## What you should do
Take the records underneath and set them down exactly.

## Records to process

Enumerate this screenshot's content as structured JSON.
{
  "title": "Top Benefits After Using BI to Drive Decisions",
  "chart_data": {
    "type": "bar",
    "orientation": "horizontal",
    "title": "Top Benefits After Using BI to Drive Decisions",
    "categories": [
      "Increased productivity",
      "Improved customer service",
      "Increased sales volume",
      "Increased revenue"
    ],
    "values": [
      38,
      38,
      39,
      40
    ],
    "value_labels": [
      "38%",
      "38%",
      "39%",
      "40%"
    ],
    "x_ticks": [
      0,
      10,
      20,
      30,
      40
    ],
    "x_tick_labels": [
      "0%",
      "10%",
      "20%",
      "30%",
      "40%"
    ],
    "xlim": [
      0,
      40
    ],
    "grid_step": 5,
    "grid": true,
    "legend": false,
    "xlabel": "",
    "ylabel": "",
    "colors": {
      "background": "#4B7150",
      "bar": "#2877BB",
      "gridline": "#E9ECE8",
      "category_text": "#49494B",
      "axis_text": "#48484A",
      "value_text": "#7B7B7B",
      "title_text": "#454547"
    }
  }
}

## Written reply
Enumerate this screenshot's content as structured JSON.
{
  "title": "Top Benefits After Using BI to Drive Decisions",
  "chart_data": {
    "type": "bar",
    "orientation": "horizontal",
    "title": "Top Benefits After Using BI to Drive Decisions",
    "categories": [
      "Increased productivity",
      "Improved customer service",
      "Increased sales volume",
      "Increased revenue"
    ],
    "values": [
      38,
      38,
      39,
      40
    ],
    "value_labels": [
      "38%",
      "38%",
      "39%",
      "40%"
    ],
    "x_ticks": [
      0,
      10,
      20,
      30,
      40
    ],
    "x_tick_labels": [
      "0%",
      "10%",
      "20%",
      "30%",
      "40%"
    ],
    "xlim": [
      0,
      40
    ],
    "grid_step": 5,
    "grid": true,
    "legend": false,
    "xlabel": "",
    "ylabel": "",
    "colors": {
      "background": "#4B7150",
      "bar": "#2877BB",
      "gridline": "#E9ECE8",
      "category_text": "#49494B",
      "axis_text": "#48484A",
      "value_text": "#7B7B7B",
      "title_text": "#454547"
    }
  }
}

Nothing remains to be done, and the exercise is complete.